Copy out all of the data below with no alterations.

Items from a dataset
▬▬▬▬▬▬▬▬▬▬
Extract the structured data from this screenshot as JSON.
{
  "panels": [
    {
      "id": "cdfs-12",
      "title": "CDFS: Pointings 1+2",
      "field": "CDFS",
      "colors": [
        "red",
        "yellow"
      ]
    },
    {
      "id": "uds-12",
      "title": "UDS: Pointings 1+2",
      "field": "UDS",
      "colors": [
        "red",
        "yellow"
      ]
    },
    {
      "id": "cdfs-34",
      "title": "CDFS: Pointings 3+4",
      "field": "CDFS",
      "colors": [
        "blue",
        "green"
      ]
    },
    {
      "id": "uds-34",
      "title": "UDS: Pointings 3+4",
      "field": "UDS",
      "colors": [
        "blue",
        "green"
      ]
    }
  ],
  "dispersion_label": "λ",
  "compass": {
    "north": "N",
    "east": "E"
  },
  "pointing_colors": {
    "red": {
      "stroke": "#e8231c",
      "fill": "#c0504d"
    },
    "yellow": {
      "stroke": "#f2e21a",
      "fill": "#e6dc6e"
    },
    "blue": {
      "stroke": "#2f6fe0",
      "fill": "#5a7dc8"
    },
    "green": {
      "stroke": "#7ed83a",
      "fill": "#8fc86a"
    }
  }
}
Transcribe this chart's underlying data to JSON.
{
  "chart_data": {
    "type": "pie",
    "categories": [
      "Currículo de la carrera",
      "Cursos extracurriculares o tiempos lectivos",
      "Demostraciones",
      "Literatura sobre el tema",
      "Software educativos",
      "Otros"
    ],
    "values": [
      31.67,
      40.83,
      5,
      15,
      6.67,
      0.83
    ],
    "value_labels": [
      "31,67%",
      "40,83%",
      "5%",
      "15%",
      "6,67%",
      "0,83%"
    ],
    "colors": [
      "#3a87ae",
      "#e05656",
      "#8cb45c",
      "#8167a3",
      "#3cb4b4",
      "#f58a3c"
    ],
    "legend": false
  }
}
▬▬▬▬▬▬▬▬▬▬
## Response
Extract the structured data from this screenshot as JSON.
{
  "panels": [
    {
      "id": "cdfs-12",
      "title": "CDFS: Pointings 1+2",
      "field": "CDFS",
      "colors": [
        "red",
        "yellow"
      ]
    },
    {
      "id": "uds-12",
      "title": "UDS: Pointings 1+2",
      "field": "UDS",
      "colors": [
        "red",
        "yellow"
      ]
    },
    {
      "id": "cdfs-34",
      "title": "CDFS: Pointings 3+4",
      "field": "CDFS",
      "colors": [
        "blue",
        "green"
      ]
    },
    {
      "id": "uds-34",
      "title": "UDS: Pointings 3+4",
      "field": "UDS",
      "colors": [
        "blue",
        "green"
      ]
    }
  ],
  "dispersion_label": "λ",
  "compass": {
    "north": "N",
    "east": "E"
  },
  "pointing_colors": {
    "red": {
      "stroke": "#e8231c",
      "fill": "#c0504d"
    },
    "yellow": {
      "stroke": "#f2e21a",
      "fill": "#e6dc6e"
    },
    "blue": {
      "stroke": "#2f6fe0",
      "fill": "#5a7dc8"
    },
    "green": {
      "stroke": "#7ed83a",
      "fill": "#8fc86a"
    }
  }
}
Transcribe this chart's underlying data to JSON.
{
  "chart_data": {
    "type": "pie",
    "categories": [
      "Currículo de la carrera",
      "Cursos extracurriculares o tiempos lectivos",
      "Demostraciones",
      "Literatura sobre el tema",
      "Software educativos",
      "Otros"
    ],
    "values": [
      31.67,
      40.83,
      5,
      15,
      6.67,
      0.83
    ],
    "value_labels": [
      "31,67%",
      "40,83%",
      "5%",
      "15%",
      "6,67%",
      "0,83%"
    ],
    "colors": [
      "#3a87ae",
      "#e05656",
      "#8cb45c",
      "#8167a3",
      "#3cb4b4",
      "#f58a3c"
    ],
    "legend": false
  }
}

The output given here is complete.